Start MATERIAL PROVIDED

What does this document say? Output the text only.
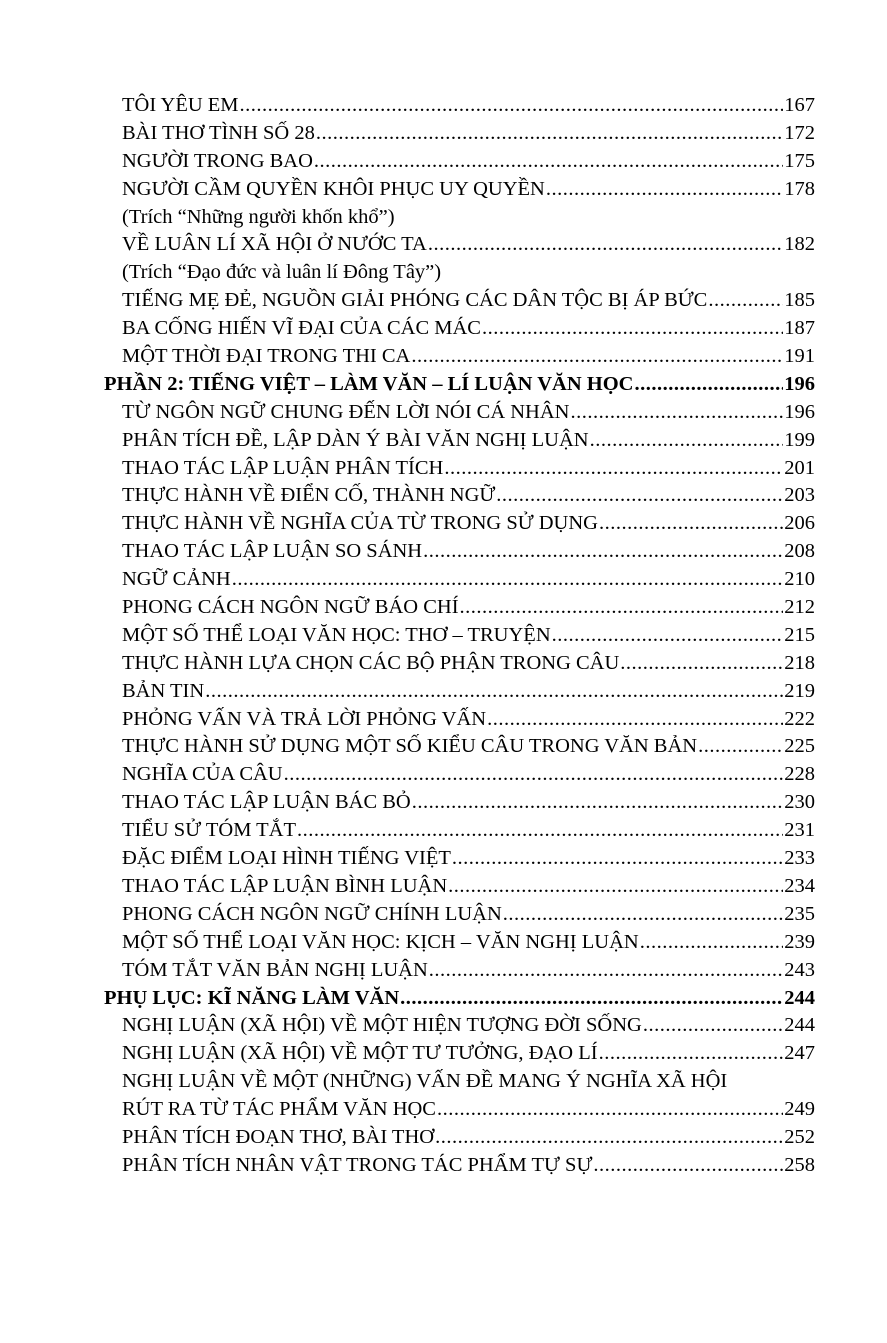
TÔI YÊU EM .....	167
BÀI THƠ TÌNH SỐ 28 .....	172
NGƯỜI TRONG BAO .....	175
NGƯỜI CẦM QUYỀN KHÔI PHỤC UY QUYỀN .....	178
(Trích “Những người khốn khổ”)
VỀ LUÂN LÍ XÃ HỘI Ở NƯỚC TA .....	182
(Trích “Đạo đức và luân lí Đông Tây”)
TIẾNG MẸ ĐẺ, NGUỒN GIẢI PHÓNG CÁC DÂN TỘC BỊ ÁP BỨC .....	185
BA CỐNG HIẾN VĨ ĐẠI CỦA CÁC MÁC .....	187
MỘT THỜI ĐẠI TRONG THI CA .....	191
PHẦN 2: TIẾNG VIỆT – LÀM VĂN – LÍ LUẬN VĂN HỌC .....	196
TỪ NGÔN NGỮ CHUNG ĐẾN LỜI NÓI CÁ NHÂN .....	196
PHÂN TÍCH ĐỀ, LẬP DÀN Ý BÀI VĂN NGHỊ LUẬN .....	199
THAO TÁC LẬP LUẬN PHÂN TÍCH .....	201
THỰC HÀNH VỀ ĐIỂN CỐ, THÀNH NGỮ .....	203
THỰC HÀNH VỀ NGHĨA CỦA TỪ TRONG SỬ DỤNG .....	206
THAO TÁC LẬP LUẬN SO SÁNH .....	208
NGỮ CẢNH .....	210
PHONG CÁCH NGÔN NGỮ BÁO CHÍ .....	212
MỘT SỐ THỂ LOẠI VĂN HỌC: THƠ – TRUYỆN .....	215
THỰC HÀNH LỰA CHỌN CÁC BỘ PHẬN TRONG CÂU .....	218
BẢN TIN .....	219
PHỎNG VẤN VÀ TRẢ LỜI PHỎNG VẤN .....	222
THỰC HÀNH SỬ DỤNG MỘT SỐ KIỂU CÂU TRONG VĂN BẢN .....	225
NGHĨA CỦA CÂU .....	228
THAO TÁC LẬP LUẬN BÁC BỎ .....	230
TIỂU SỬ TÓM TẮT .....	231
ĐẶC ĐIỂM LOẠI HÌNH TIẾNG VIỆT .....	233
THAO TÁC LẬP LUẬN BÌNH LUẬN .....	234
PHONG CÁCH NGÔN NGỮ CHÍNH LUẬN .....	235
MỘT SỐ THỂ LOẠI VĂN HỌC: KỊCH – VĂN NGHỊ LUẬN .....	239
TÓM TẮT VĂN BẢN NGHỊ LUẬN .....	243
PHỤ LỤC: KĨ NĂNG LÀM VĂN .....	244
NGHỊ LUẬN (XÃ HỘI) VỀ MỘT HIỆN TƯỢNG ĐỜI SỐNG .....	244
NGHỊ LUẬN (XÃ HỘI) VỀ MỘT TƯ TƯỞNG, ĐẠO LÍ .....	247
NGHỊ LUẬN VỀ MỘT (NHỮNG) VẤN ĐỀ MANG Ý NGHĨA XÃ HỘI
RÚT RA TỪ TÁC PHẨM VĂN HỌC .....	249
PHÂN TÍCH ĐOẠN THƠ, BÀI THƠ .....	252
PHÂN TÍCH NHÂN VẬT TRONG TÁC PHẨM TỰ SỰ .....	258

End MATERIAL PROVIDED
Start MATERIAL PROVIDED

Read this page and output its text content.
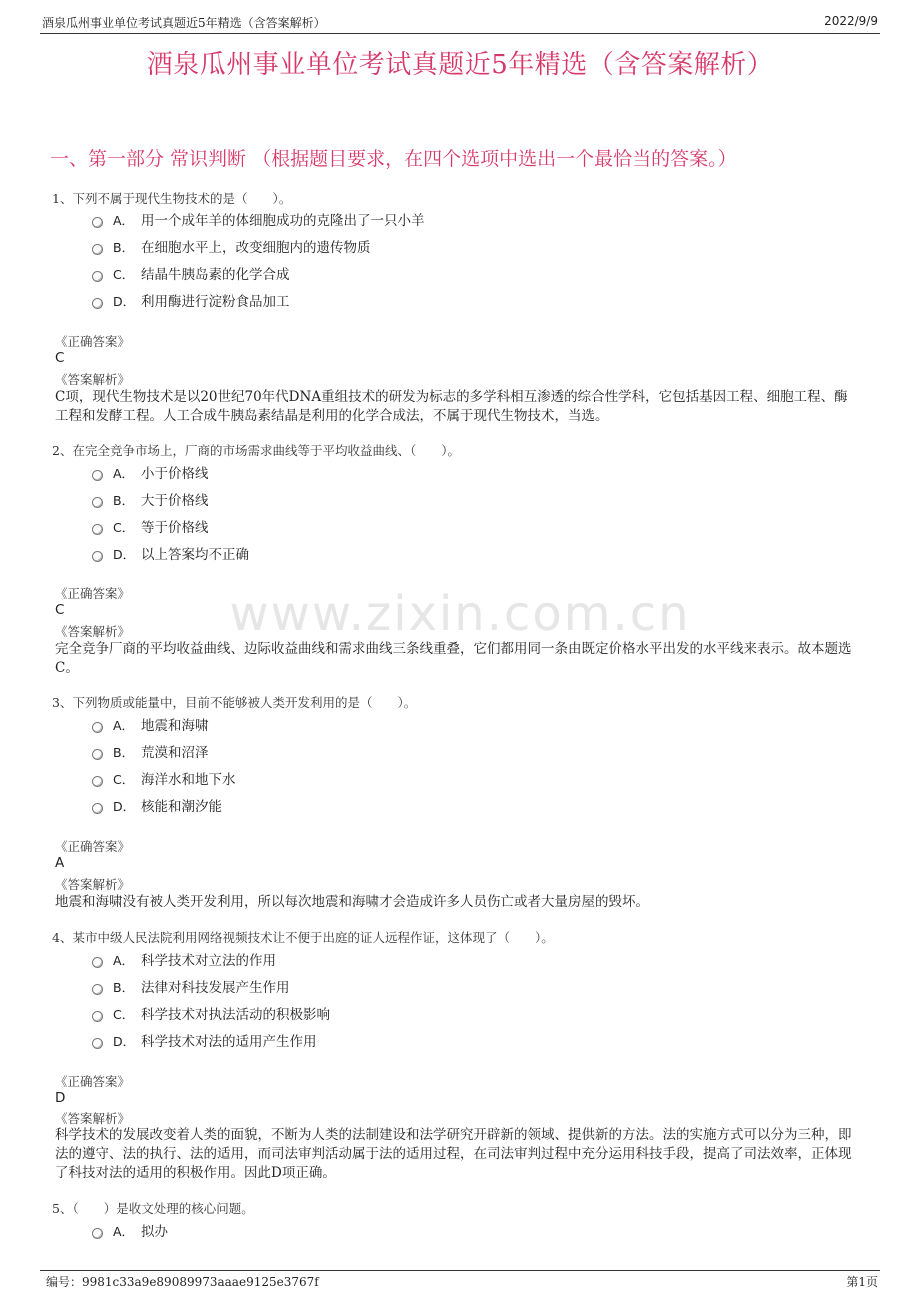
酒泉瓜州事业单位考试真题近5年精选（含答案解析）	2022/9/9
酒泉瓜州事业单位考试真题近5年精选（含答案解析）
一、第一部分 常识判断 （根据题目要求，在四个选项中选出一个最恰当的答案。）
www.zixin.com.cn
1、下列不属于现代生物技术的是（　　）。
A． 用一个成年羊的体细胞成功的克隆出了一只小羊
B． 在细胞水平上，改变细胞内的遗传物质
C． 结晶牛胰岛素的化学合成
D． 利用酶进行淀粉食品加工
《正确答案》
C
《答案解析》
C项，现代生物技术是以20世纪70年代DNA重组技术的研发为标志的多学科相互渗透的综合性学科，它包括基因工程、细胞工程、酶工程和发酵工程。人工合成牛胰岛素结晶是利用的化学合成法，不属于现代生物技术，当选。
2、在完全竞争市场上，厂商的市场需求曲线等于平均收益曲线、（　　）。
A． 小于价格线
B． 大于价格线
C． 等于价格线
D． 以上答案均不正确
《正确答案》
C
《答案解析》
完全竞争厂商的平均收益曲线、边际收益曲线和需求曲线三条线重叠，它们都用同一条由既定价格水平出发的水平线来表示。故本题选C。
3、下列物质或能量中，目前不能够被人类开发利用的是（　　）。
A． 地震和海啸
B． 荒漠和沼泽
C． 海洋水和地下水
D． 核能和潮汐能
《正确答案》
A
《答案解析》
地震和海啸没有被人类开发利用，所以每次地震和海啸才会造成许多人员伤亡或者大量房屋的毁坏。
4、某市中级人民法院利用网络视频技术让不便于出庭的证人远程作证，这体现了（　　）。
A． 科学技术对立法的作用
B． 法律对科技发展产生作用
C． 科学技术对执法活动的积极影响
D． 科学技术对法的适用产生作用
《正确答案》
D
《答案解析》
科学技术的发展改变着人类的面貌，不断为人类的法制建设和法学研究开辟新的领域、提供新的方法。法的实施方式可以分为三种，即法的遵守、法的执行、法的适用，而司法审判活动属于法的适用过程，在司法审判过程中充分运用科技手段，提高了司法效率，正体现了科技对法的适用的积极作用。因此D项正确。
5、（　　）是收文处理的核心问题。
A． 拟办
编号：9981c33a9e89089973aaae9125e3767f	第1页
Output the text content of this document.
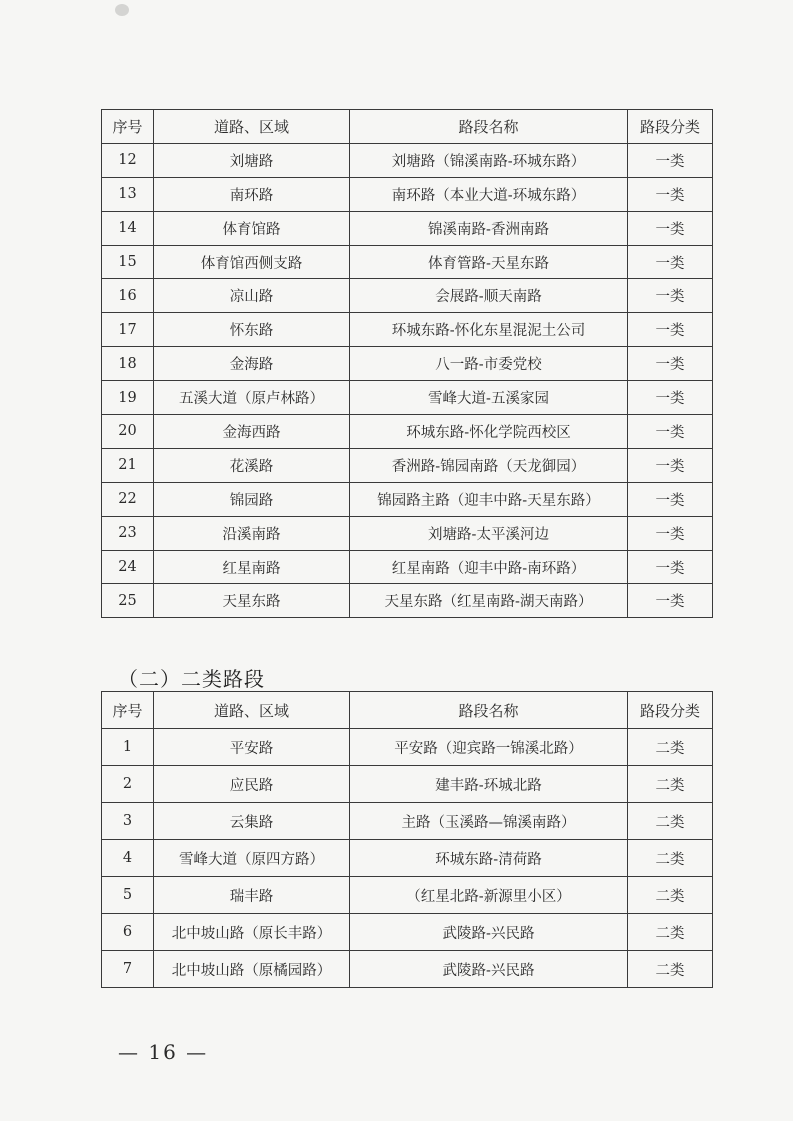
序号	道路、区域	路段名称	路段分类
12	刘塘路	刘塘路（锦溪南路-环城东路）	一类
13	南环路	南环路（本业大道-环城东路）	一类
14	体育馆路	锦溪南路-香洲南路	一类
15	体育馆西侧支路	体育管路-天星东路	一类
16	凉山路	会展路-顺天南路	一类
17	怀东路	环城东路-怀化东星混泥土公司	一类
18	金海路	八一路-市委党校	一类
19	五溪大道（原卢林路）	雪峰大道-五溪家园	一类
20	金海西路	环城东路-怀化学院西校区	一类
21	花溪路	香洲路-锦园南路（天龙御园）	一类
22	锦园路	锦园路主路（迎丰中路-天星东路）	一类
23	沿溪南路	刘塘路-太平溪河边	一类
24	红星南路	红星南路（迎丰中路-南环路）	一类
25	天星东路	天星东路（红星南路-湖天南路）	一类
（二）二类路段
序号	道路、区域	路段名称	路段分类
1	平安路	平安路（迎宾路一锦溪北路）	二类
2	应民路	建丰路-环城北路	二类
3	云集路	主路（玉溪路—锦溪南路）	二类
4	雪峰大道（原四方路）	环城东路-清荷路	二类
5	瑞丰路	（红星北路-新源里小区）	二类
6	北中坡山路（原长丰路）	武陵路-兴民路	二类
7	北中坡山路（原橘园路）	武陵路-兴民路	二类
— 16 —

End MATERIAL PROVIDED
Start MATERIAL PROVIDED

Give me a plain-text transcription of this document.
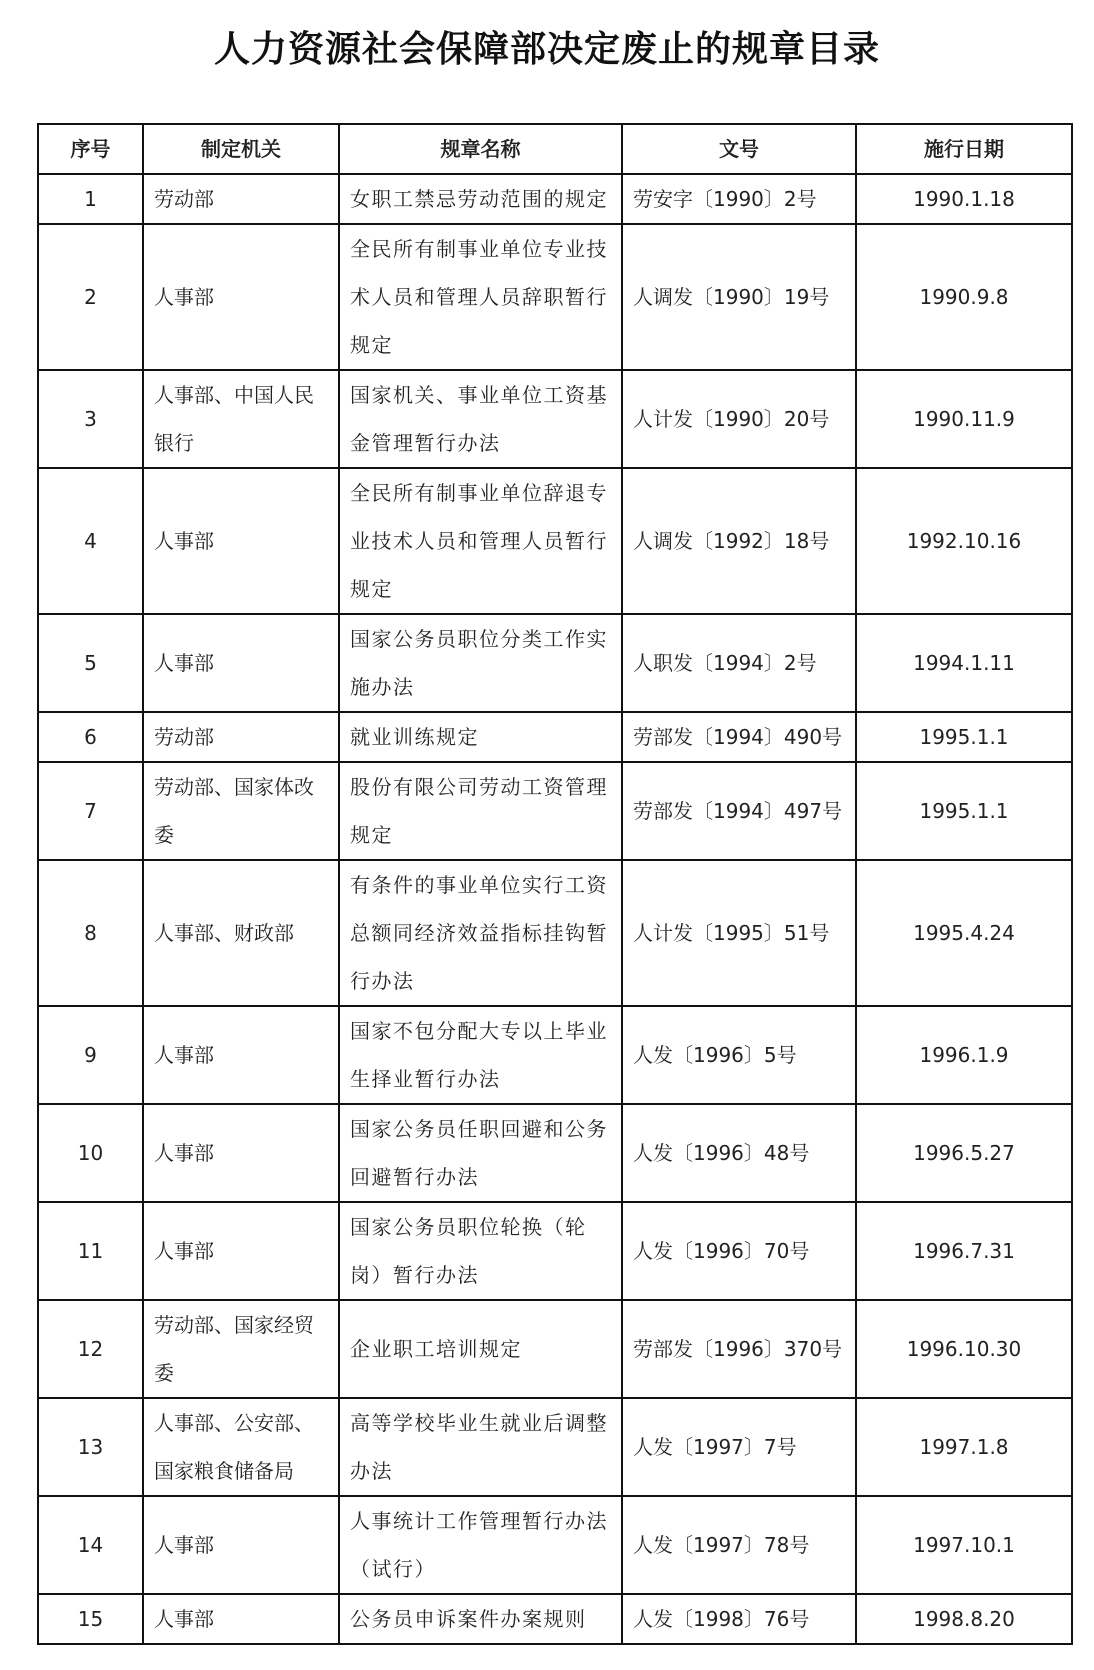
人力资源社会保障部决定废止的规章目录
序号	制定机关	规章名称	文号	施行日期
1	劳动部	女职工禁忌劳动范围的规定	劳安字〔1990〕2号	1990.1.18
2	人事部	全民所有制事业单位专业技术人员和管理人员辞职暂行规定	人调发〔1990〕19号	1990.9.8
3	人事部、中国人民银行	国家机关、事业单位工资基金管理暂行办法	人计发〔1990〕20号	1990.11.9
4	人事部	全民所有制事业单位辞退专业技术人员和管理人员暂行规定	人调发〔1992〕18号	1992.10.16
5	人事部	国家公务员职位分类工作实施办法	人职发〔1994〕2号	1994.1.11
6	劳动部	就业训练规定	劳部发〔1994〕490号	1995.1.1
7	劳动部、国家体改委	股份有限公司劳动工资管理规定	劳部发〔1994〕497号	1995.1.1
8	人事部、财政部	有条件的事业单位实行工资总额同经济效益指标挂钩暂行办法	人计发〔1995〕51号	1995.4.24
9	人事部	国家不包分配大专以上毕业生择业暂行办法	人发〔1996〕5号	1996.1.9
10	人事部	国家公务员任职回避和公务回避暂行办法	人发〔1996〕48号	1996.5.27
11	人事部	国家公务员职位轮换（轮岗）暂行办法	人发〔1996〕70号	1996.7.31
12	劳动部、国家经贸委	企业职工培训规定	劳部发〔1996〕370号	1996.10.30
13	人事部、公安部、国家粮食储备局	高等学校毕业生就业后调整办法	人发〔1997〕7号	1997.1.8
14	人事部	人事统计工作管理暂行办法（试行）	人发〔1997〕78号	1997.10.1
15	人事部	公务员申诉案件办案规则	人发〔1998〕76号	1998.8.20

End MATERIAL PROVIDED

WRITTEN TASK: Gather up every line from the listing above in which the word "Trích" occurs.

ANSWER IN FULL:
(Trích “Những người khốn khổ”)
(Trích “Đạo đức và luân lí Đông Tây”)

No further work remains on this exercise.